[SET OF TASKS]
(1) In the text about Northeast India, which viceroy's travels through Assam and Burma did the London Times editorial discuss?
(2) Reproduce word for word the stretch of the text about Northeast India from "Not many years" through "chronic and ineradicable.".

[EXTRACT TO READ]
__________________________________________________
Not many years ago these portions of the Indian Empire were undeveloped, and, in part unexplored, and some of them given up to savagery and disorder, but since they have been brought within the magic circle of Pax Britannica they have exhibited steady and increasing promise of future prosperity … From Manipur, to Mandalay the Viceregal progress has been safely conducted in a region where insurrections, violence and gang robbery have been until recently, chronic and ineradicable.

The passage is from a London Times editorial of 1900, a commentary on the travels of George Nathaniel Curzon, Viceroy of India, through Assam and Burma in March of that year. The colonial province of Assam roughly corresponds with today's Northeast India (NEI). The idea that the region is on a path to ‘future prosperity,’ that it would leave its ‘undeveloped’ past behind – one fraught with ‘chronic’ and ‘ineradicable’ violence – is a familiar trope in Indian policy discourse on NEI these days. Evidently, the same trope was used more than a century ago under very different political conditions.
__________________________________________________
[GIVEN ENTRIES]

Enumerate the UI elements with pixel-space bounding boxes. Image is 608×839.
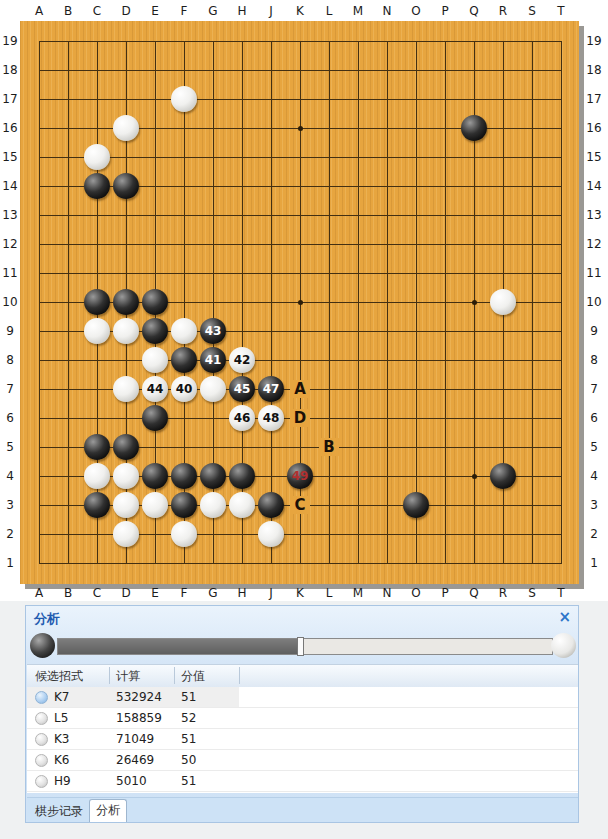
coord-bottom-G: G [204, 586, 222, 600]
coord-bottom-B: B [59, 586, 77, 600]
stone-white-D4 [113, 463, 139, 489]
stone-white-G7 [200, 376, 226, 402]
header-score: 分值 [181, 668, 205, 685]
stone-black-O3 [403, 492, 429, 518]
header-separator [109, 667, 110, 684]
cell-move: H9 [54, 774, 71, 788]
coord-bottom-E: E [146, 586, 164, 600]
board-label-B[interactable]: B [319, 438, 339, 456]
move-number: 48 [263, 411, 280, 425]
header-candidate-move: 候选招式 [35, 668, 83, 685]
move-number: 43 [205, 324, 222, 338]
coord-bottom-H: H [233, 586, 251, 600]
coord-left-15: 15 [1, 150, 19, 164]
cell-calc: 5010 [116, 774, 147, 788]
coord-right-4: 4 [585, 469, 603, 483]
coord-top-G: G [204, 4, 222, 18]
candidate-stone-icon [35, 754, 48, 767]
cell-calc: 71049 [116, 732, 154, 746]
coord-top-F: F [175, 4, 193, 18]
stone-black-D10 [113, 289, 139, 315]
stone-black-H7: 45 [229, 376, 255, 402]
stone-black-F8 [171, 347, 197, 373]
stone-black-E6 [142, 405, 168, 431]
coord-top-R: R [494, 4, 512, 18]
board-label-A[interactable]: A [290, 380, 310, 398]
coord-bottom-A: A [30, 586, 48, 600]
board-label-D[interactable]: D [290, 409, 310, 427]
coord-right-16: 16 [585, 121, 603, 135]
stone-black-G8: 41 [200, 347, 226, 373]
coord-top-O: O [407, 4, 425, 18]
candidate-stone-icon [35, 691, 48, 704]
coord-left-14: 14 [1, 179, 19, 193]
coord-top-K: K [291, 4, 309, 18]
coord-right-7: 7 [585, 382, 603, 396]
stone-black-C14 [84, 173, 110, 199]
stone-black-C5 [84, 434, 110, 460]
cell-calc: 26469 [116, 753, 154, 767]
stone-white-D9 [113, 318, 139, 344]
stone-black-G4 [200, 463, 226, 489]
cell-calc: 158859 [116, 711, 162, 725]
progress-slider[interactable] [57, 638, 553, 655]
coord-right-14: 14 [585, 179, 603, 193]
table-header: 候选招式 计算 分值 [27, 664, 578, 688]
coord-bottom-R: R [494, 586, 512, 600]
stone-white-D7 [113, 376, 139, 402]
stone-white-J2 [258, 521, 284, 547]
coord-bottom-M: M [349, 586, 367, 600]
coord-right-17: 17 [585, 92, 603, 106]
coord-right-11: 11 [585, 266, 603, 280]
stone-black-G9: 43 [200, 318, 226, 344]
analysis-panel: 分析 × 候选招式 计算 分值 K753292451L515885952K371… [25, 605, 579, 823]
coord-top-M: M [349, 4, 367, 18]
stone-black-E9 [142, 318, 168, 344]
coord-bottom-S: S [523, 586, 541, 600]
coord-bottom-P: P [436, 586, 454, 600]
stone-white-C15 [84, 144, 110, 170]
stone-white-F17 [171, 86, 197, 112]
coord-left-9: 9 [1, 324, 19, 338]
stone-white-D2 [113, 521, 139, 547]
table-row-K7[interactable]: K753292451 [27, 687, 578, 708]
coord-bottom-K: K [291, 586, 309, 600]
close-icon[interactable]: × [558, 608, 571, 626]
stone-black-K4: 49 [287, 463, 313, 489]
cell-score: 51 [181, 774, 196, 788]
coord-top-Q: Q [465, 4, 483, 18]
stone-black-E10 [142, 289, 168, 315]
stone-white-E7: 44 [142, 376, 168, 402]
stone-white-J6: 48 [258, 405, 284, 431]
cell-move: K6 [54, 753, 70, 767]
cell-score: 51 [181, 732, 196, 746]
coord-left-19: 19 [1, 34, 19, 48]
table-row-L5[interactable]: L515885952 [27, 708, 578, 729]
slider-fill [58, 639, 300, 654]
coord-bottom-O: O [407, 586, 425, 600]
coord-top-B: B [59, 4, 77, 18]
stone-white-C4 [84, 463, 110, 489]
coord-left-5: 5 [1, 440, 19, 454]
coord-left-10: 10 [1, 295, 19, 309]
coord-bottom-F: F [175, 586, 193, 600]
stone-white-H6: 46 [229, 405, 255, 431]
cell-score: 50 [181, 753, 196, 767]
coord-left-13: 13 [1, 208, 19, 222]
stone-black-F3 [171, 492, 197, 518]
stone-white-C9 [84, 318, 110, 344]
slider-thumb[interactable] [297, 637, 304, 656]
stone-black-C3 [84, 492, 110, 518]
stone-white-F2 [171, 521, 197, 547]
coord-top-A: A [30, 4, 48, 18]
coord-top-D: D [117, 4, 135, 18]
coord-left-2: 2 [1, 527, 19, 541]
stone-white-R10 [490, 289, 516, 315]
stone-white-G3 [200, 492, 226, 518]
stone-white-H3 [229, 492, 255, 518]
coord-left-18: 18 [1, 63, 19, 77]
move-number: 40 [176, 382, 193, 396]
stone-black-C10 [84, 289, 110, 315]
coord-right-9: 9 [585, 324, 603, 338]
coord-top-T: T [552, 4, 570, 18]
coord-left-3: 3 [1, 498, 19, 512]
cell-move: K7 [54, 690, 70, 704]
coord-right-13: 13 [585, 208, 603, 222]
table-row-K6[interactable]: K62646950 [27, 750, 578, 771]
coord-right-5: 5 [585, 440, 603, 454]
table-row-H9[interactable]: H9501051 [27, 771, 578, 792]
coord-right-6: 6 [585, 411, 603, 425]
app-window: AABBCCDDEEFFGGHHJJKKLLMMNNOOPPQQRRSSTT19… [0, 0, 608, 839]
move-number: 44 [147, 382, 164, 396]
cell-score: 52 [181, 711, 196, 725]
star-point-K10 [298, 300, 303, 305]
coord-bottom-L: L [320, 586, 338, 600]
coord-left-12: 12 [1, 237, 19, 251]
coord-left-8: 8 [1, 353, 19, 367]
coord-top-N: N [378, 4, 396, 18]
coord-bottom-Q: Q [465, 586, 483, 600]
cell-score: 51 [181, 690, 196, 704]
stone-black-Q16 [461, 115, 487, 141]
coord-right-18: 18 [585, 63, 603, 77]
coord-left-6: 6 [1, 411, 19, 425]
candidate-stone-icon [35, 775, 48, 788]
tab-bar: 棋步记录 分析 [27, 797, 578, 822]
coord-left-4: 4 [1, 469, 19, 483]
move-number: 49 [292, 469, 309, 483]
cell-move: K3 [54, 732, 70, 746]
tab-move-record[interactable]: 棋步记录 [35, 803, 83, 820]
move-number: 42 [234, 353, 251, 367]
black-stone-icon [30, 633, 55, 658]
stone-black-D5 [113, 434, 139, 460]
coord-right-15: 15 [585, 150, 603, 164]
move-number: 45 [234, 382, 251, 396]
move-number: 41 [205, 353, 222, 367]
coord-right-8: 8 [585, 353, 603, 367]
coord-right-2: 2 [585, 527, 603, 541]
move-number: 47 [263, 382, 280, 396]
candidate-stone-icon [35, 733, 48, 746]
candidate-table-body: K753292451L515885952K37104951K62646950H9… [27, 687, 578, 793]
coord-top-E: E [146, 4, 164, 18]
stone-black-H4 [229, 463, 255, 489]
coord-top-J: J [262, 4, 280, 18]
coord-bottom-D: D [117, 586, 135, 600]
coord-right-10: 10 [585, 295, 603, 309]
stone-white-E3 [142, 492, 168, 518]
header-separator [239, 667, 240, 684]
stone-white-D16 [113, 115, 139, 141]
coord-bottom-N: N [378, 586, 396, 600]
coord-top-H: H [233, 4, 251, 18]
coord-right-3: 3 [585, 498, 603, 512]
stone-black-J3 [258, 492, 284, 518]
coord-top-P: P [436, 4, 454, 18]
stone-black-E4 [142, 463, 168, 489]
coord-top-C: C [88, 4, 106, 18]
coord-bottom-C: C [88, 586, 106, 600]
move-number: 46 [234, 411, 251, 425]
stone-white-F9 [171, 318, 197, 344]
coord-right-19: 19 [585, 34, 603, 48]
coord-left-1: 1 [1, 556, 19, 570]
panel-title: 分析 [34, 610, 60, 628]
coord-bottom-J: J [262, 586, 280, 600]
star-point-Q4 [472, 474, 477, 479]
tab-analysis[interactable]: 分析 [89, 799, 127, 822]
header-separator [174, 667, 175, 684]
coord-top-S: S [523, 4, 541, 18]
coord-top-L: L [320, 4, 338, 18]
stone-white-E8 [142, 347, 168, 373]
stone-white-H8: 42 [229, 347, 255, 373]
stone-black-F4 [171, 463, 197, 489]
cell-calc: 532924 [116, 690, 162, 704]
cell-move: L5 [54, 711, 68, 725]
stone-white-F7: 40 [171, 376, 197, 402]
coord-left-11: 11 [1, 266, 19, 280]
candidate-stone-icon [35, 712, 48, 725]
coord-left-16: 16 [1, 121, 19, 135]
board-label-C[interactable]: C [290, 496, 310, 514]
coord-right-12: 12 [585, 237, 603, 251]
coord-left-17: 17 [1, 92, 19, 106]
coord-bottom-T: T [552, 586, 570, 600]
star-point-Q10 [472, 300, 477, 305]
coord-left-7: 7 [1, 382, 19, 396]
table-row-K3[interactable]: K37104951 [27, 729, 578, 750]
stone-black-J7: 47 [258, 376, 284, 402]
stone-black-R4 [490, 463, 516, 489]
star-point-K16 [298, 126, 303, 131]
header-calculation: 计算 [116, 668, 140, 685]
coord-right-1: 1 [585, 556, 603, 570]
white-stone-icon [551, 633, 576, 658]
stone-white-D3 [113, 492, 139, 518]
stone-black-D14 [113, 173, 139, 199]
__________________________________________________
[RESPONSES TO THE TASKS]
(1) George Nathaniel Curzon, Viceroy of India.

(2)
Not many years ago these portions of the Indian Empire were undeveloped, and, in part unexplored, and some of them given up to savagery and disorder, but since they have been brought within the magic circle of Pax Britannica they have exhibited steady and increasing promise of future prosperity … From Manipur, to Mandalay the Viceregal progress has been safely conducted in a region where insurrections, violence and gang robbery have been until recently, chronic and ineradicable.